START

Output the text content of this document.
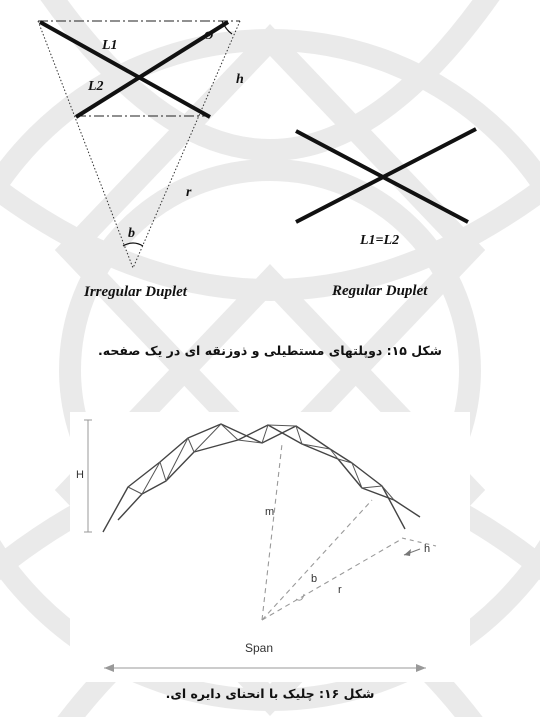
L1
L2
Θ
h
r
b
Irregular Duplet
L1=L2
Regular Duplet
شکل ۱۵: دوپلتهای مستطیلی و ذوزنقه ای در یک صفحه.
H
m
b
r
h
Span
شکل ۱۶: چلیک با انحنای دایره ای.
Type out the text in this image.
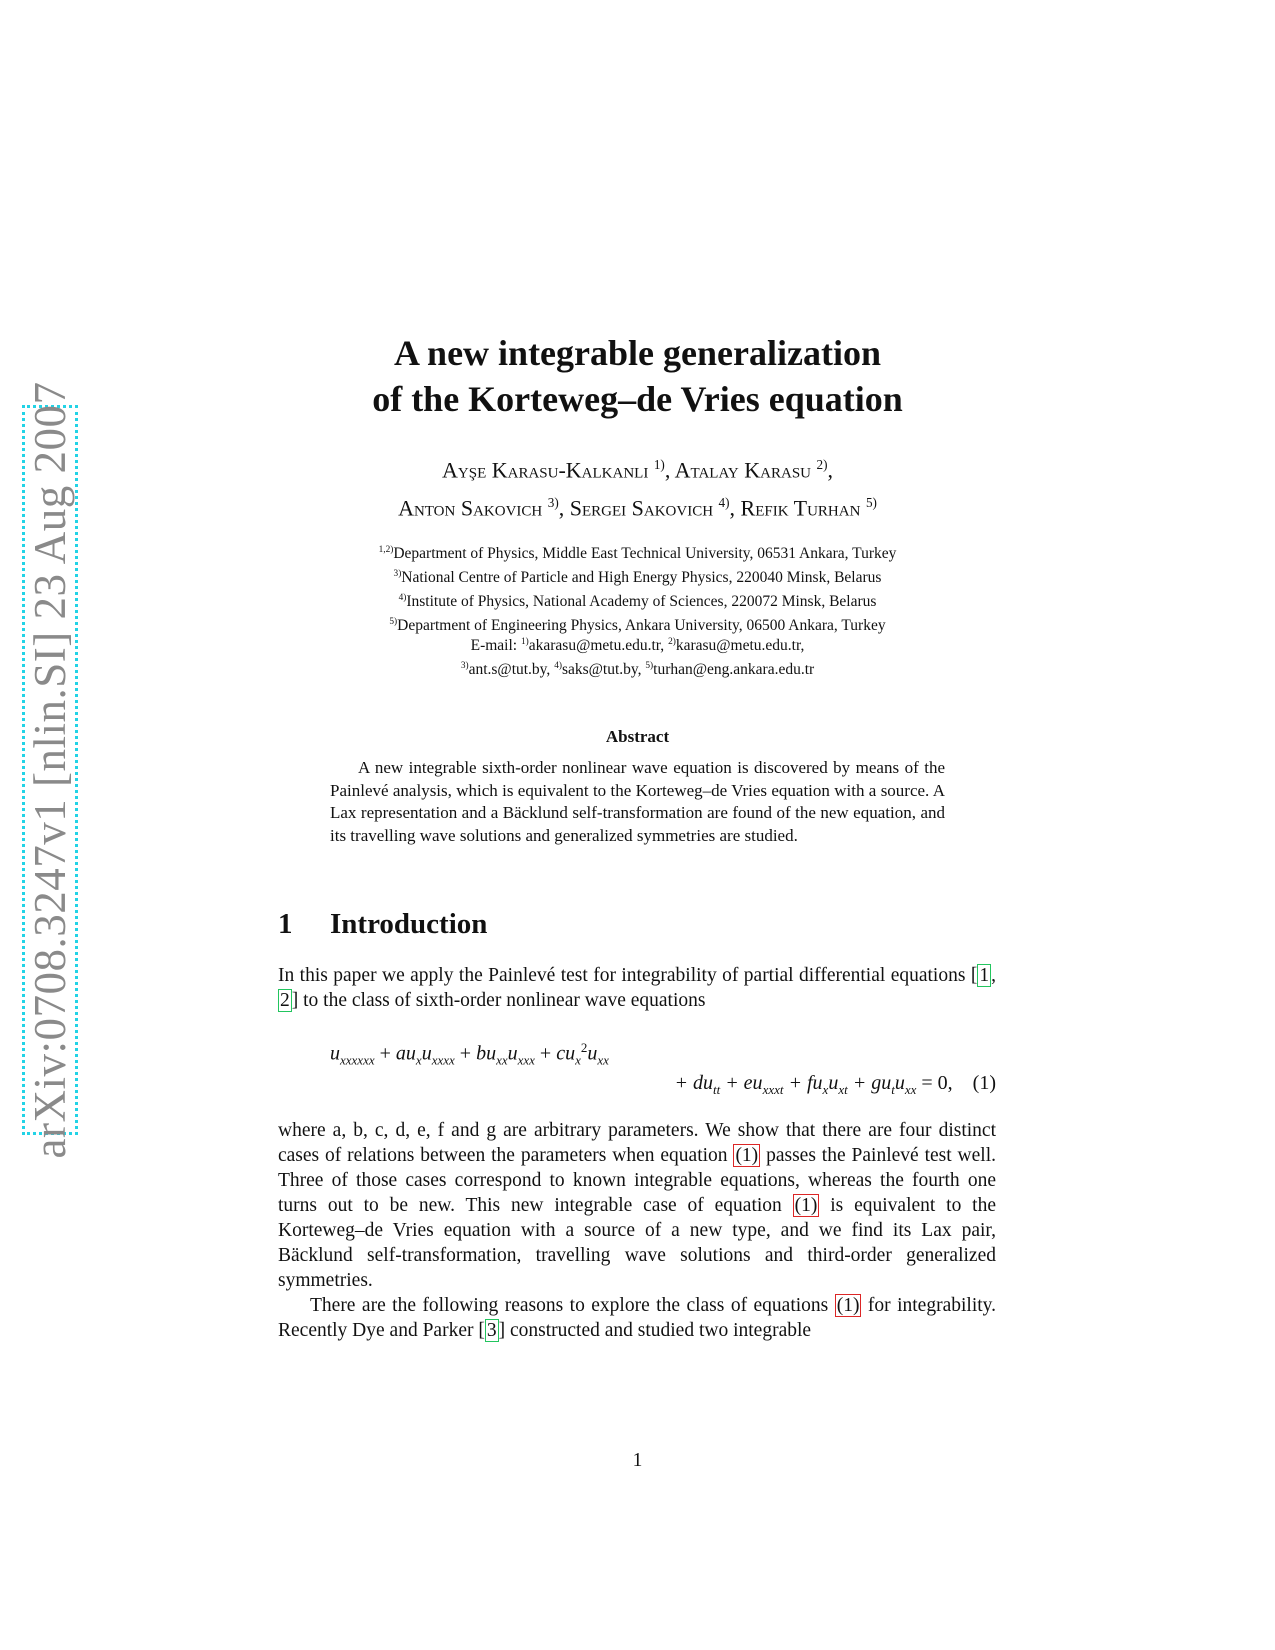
arXiv:0708.3247v1 [nlin.SI] 23 Aug 2007
A new integrable generalization
of the Korteweg–de Vries equation
Ayşe Karasu-Kalkanli $^{1)}$, Atalay Karasu $^{2)}$,
Anton Sakovich $^{3)}$, Sergei Sakovich $^{4)}$, Refik Turhan $^{5)}$
$^{1,2)}$Department of Physics, Middle East Technical University, 06531 Ankara, Turkey
$^{3)}$National Centre of Particle and High Energy Physics, 220040 Minsk, Belarus
$^{4)}$Institute of Physics, National Academy of Sciences, 220072 Minsk, Belarus
$^{5)}$Department of Engineering Physics, Ankara University, 06500 Ankara, Turkey
E-mail: $^{1)}$akarasu@metu.edu.tr, $^{2)}$karasu@metu.edu.tr,
$^{3)}$ant.s@tut.by, $^{4)}$saks@tut.by, $^{5)}$turhan@eng.ankara.edu.tr
Abstract

A new integrable sixth-order nonlinear wave equation is discovered by means of the Painlevé analysis, which is equivalent to the Korteweg–de Vries equation with a source. A Lax representation and a Bäcklund self-transformation are found of the new equation, and its travelling wave solutions and generalized symmetries are studied.

1 Introduction

In this paper we apply the Painlevé test for integrability of partial differential equations [ 1 , 2 ] to the class of sixth-order nonlinear wave equations

$u_{xxxxxx} + au_xu_{xxxx} + bu_{xx}u_{xxx} + cu_x^2u_{xx}$
+ $du_{tt} + eu_{xxxt} + fu_xu_{xt} + gu_tu_{xx} = 0$,    (1)

where a, b, c, d, e, f and g are arbitrary parameters. We show that there are four distinct cases of relations between the parameters when equation (1) passes the Painlevé test well. Three of those cases correspond to known integrable equations, whereas the fourth one turns out to be new. This new integrable case of equation (1) is equivalent to the Korteweg–de Vries equation with a source of a new type, and we find its Lax pair, Bäcklund self-transformation, travelling wave solutions and third-order generalized symmetries.

There are the following reasons to explore the class of equations (1) for integrability. Recently Dye and Parker [ 3 ] constructed and studied two integrable

1
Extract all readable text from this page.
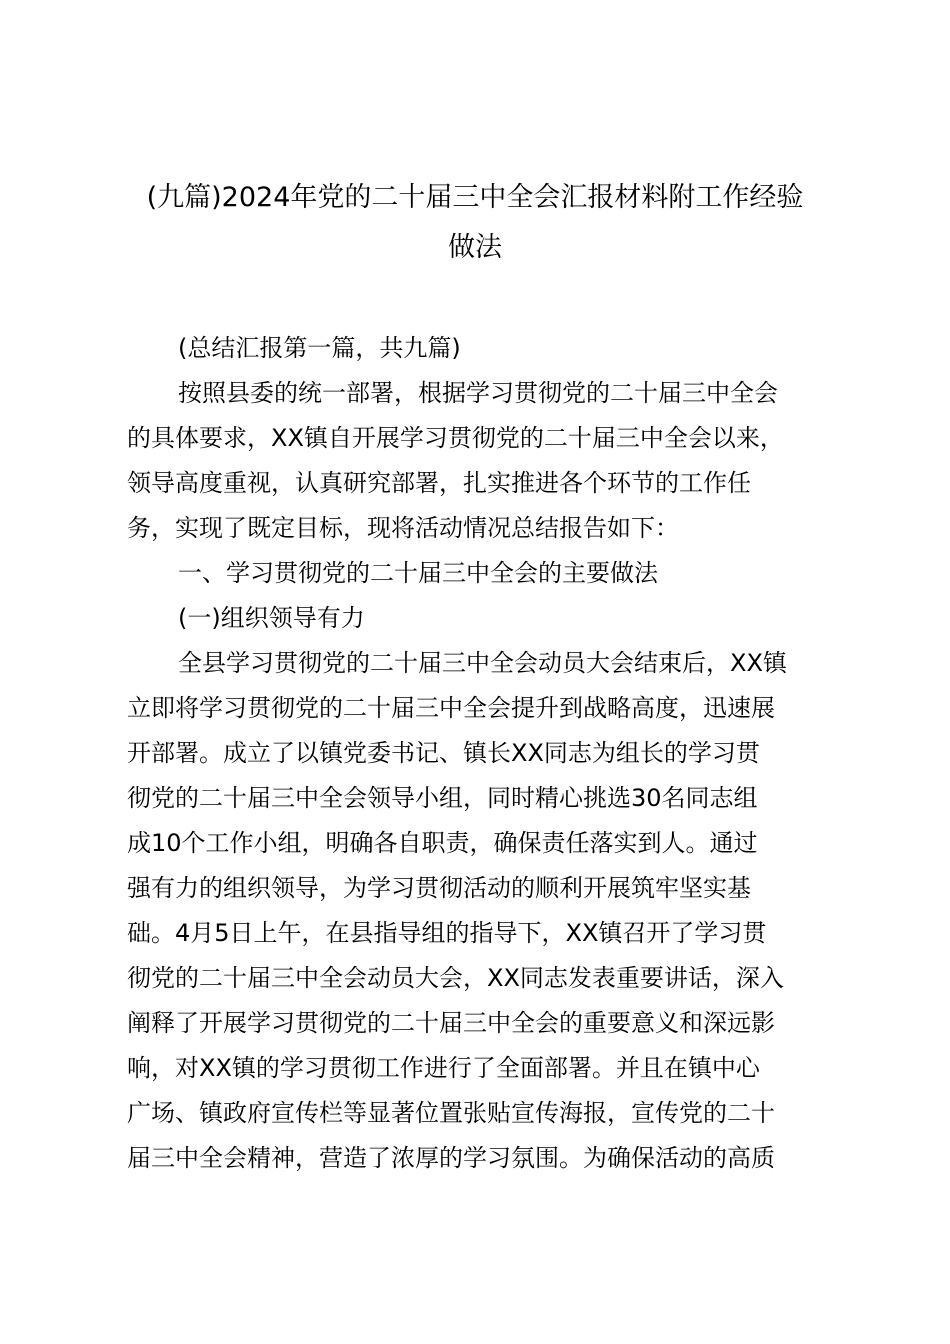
(九篇)2024年党的二十届三中全会汇报材料附工作经验
做法
(总结汇报第一篇，共九篇)
按照县委的统一部署，根据学习贯彻党的二十届三中全会
的具体要求，XX镇自开展学习贯彻党的二十届三中全会以来，
领导高度重视，认真研究部署，扎实推进各个环节的工作任
务，实现了既定目标，现将活动情况总结报告如下：
一、学习贯彻党的二十届三中全会的主要做法
(一)组织领导有力
全县学习贯彻党的二十届三中全会动员大会结束后，XX镇
立即将学习贯彻党的二十届三中全会提升到战略高度，迅速展
开部署。成立了以镇党委书记、镇长XX同志为组长的学习贯
彻党的二十届三中全会领导小组，同时精心挑选30名同志组
成10个工作小组，明确各自职责，确保责任落实到人。通过
强有力的组织领导，为学习贯彻活动的顺利开展筑牢坚实基
础。4月5日上午，在县指导组的指导下，XX镇召开了学习贯
彻党的二十届三中全会动员大会，XX同志发表重要讲话，深入
阐释了开展学习贯彻党的二十届三中全会的重要意义和深远影
响，对XX镇的学习贯彻工作进行了全面部署。并且在镇中心
广场、镇政府宣传栏等显著位置张贴宣传海报，宣传党的二十
届三中全会精神，营造了浓厚的学习氛围。为确保活动的高质
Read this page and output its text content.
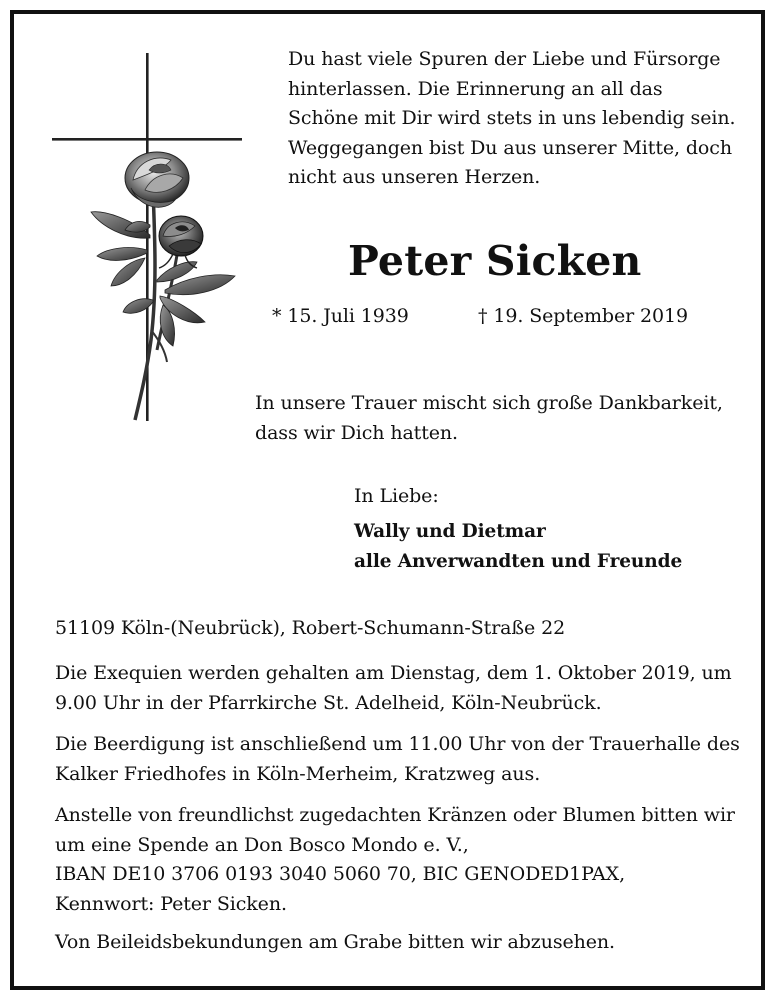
Du hast viele Spuren der Liebe und Fürsorge
hinterlassen. Die Erinnerung an all das
Schöne mit Dir wird stets in uns lebendig sein.
Weggegangen bist Du aus unserer Mitte, doch
nicht aus unseren Herzen.
Peter Sicken
* 15. Juli 1939	† 19. September 2019
In unsere Trauer mischt sich große Dankbarkeit,
dass wir Dich hatten.
In Liebe:
Wally und Dietmar
alle Anverwandten und Freunde
51109 Köln-(Neubrück), Robert-Schumann-Straße 22
Die Exequien werden gehalten am Dienstag, dem 1. Oktober 2019, um
9.00 Uhr in der Pfarrkirche St. Adelheid, Köln-Neubrück.
Die Beerdigung ist anschließend um 11.00 Uhr von der Trauerhalle des
Kalker Friedhofes in Köln-Merheim, Kratzweg aus.
Anstelle von freundlichst zugedachten Kränzen oder Blumen bitten wir
um eine Spende an Don Bosco Mondo e. V.,
IBAN DE10 3706 0193 3040 5060 70, BIC GENODED1PAX,
Kennwort: Peter Sicken.
Von Beileidsbekundungen am Grabe bitten wir abzusehen.
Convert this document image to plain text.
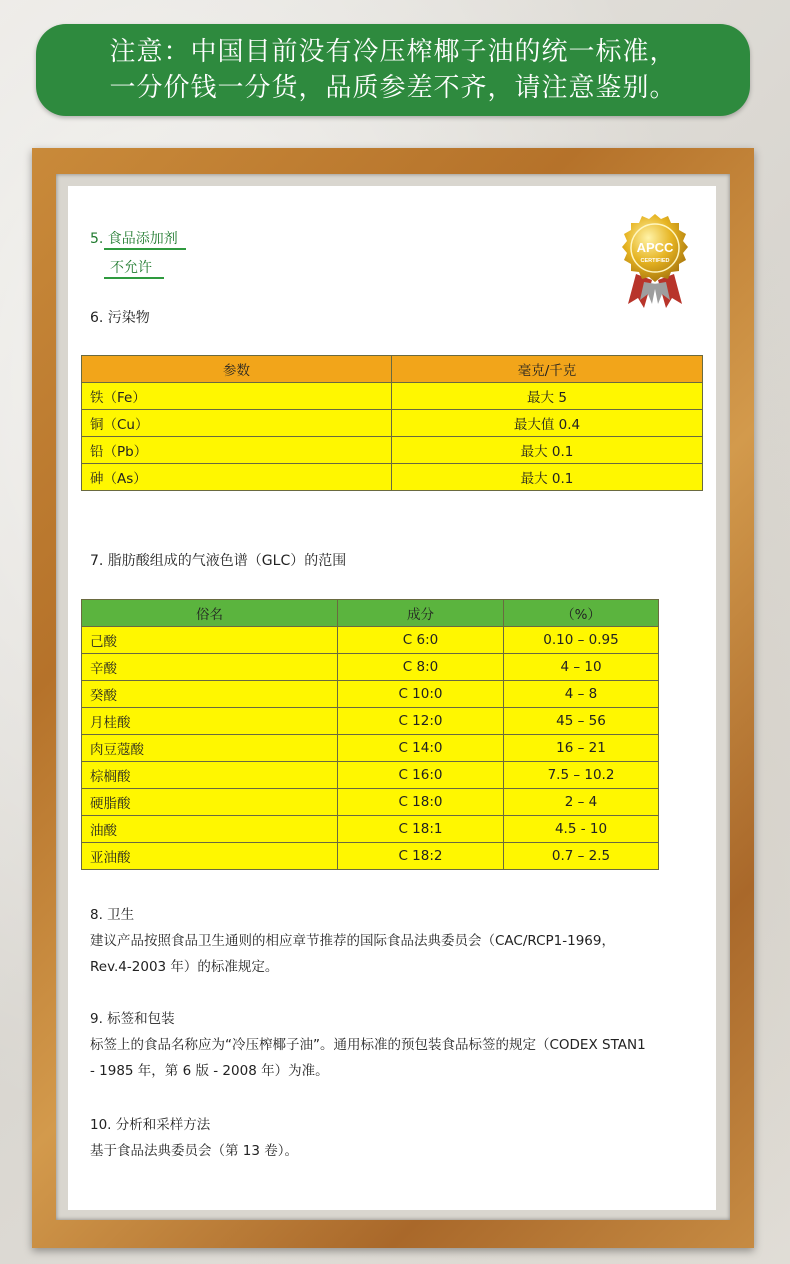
注意：中国目前没有冷压榨椰子油的统一标准，
一分价钱一分货，品质参差不齐，请注意鉴别。
APCC
CERTIFIED
5. 食品添加剂
不允许
6. 污染物
参数	毫克/千克
铁（Fe）	最大 5
铜（Cu）	最大值 0.4
铅（Pb）	最大 0.1
砷（As）	最大 0.1
7. 脂肪酸组成的气液色谱（GLC）的范围
俗名	成分	（%）
己酸	C 6:0	0.10 – 0.95
辛酸	C 8:0	4 – 10
癸酸	C 10:0	4 – 8
月桂酸	C 12:0	45 – 56
肉豆蔻酸	C 14:0	16 – 21
棕榈酸	C 16:0	7.5 – 10.2
硬脂酸	C 18:0	2 – 4
油酸	C 18:1	4.5 - 10
亚油酸	C 18:2	0.7 – 2.5
8. 卫生
建议产品按照食品卫生通则的相应章节推荐的国际食品法典委员会（CAC/RCP1-1969，
Rev.4-2003 年）的标准规定。
9. 标签和包装
标签上的食品名称应为“冷压榨椰子油”。通用标准的预包装食品标签的规定（CODEX STAN1
- 1985 年，第 6 版 - 2008 年）为准。
10. 分析和采样方法
基于食品法典委员会（第 13 卷）。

END

[Stated goal]:
Keep the pictures out of the copy and return the rest of the data above exactly.

[Right answer]:
Output the text content of this document.
L1
L2
Θ
h
r
b
Irregular Duplet
L1=L2
Regular Duplet
شکل ۱۵: دوپلتهای مستطیلی و ذوزنقه ای در یک صفحه.
H
m
b
r
h
Span
شکل ۱۶: چلیک با انحنای دایره ای.
Type out the text in this image.
arXiv:0708.3247v1 [nlin.SI] 23 Aug 2007
A new integrable generalization
of the Korteweg–de Vries equation
Ayşe Karasu-Kalkanli $^{1)}$, Atalay Karasu $^{2)}$,
Anton Sakovich $^{3)}$, Sergei Sakovich $^{4)}$, Refik Turhan $^{5)}$
$^{1,2)}$Department of Physics, Middle East Technical University, 06531 Ankara, Turkey
$^{3)}$National Centre of Particle and High Energy Physics, 220040 Minsk, Belarus
$^{4)}$Institute of Physics, National Academy of Sciences, 220072 Minsk, Belarus
$^{5)}$Department of Engineering Physics, Ankara University, 06500 Ankara, Turkey
E-mail: $^{1)}$akarasu@metu.edu.tr, $^{2)}$karasu@metu.edu.tr,
$^{3)}$ant.s@tut.by, $^{4)}$saks@tut.by, $^{5)}$turhan@eng.ankara.edu.tr
Abstract

A new integrable sixth-order nonlinear wave equation is discovered by means of the Painlevé analysis, which is equivalent to the Korteweg–de Vries equation with a source. A Lax representation and a Bäcklund self-transformation are found of the new equation, and its travelling wave solutions and generalized symmetries are studied.

1 Introduction

In this paper we apply the Painlevé test for integrability of partial differential equations [ 1 , 2 ] to the class of sixth-order nonlinear wave equations

$u_{xxxxxx} + au_xu_{xxxx} + bu_{xx}u_{xxx} + cu_x^2u_{xx}$
+ $du_{tt} + eu_{xxxt} + fu_xu_{xt} + gu_tu_{xx} = 0$,    (1)

where a, b, c, d, e, f and g are arbitrary parameters. We show that there are four distinct cases of relations between the parameters when equation (1) passes the Painlevé test well. Three of those cases correspond to known integrable equations, whereas the fourth one turns out to be new. This new integrable case of equation (1) is equivalent to the Korteweg–de Vries equation with a source of a new type, and we find its Lax pair, Bäcklund self-transformation, travelling wave solutions and third-order generalized symmetries.

There are the following reasons to explore the class of equations (1) for integrability. Recently Dye and Parker [ 3 ] constructed and studied two integrable

1
Extract all readable text from this page.
(九篇)2024年党的二十届三中全会汇报材料附工作经验
做法
(总结汇报第一篇，共九篇)
按照县委的统一部署，根据学习贯彻党的二十届三中全会
的具体要求，XX镇自开展学习贯彻党的二十届三中全会以来，
领导高度重视，认真研究部署，扎实推进各个环节的工作任
务，实现了既定目标，现将活动情况总结报告如下：
一、学习贯彻党的二十届三中全会的主要做法
(一)组织领导有力
全县学习贯彻党的二十届三中全会动员大会结束后，XX镇
立即将学习贯彻党的二十届三中全会提升到战略高度，迅速展
开部署。成立了以镇党委书记、镇长XX同志为组长的学习贯
彻党的二十届三中全会领导小组，同时精心挑选30名同志组
成10个工作小组，明确各自职责，确保责任落实到人。通过
强有力的组织领导，为学习贯彻活动的顺利开展筑牢坚实基
础。4月5日上午，在县指导组的指导下，XX镇召开了学习贯
彻党的二十届三中全会动员大会，XX同志发表重要讲话，深入
阐释了开展学习贯彻党的二十届三中全会的重要意义和深远影
响，对XX镇的学习贯彻工作进行了全面部署。并且在镇中心
广场、镇政府宣传栏等显著位置张贴宣传海报，宣传党的二十
届三中全会精神，营造了浓厚的学习氛围。为确保活动的高质
Read this page and output its text content.
Du hast viele Spuren der Liebe und Fürsorge
hinterlassen. Die Erinnerung an all das
Schöne mit Dir wird stets in uns lebendig sein.
Weggegangen bist Du aus unserer Mitte, doch
nicht aus unseren Herzen.
Peter Sicken
* 15. Juli 1939	† 19. September 2019
In unsere Trauer mischt sich große Dankbarkeit,
dass wir Dich hatten.
In Liebe:
Wally und Dietmar
alle Anverwandten und Freunde
51109 Köln-(Neubrück), Robert-Schumann-Straße 22
Die Exequien werden gehalten am Dienstag, dem 1. Oktober 2019, um
9.00 Uhr in der Pfarrkirche St. Adelheid, Köln-Neubrück.
Die Beerdigung ist anschließend um 11.00 Uhr von der Trauerhalle des
Kalker Friedhofes in Köln-Merheim, Kratzweg aus.
Anstelle von freundlichst zugedachten Kränzen oder Blumen bitten wir
um eine Spende an Don Bosco Mondo e. V.,
IBAN DE10 3706 0193 3040 5060 70, BIC GENODED1PAX,
Kennwort: Peter Sicken.
Von Beileidsbekundungen am Grabe bitten wir abzusehen.
Convert this document image to plain text.
注意：中国目前没有冷压榨椰子油的统一标准，
一分价钱一分货，品质参差不齐，请注意鉴别。
APCC
CERTIFIED
5. 食品添加剂
不允许
6. 污染物
参数	毫克/千克
铁（Fe）	最大 5
铜（Cu）	最大值 0.4
铅（Pb）	最大 0.1
砷（As）	最大 0.1
7. 脂肪酸组成的气液色谱（GLC）的范围
俗名	成分	（%）
己酸	C 6:0	0.10 – 0.95
辛酸	C 8:0	4 – 10
癸酸	C 10:0	4 – 8
月桂酸	C 12:0	45 – 56
肉豆蔻酸	C 14:0	16 – 21
棕榈酸	C 16:0	7.5 – 10.2
硬脂酸	C 18:0	2 – 4
油酸	C 18:1	4.5 - 10
亚油酸	C 18:2	0.7 – 2.5
8. 卫生
建议产品按照食品卫生通则的相应章节推荐的国际食品法典委员会（CAC/RCP1-1969，
Rev.4-2003 年）的标准规定。
9. 标签和包装
标签上的食品名称应为“冷压榨椰子油”。通用标准的预包装食品标签的规定（CODEX STAN1
- 1985 年，第 6 版 - 2008 年）为准。
10. 分析和采样方法
基于食品法典委员会（第 13 卷）。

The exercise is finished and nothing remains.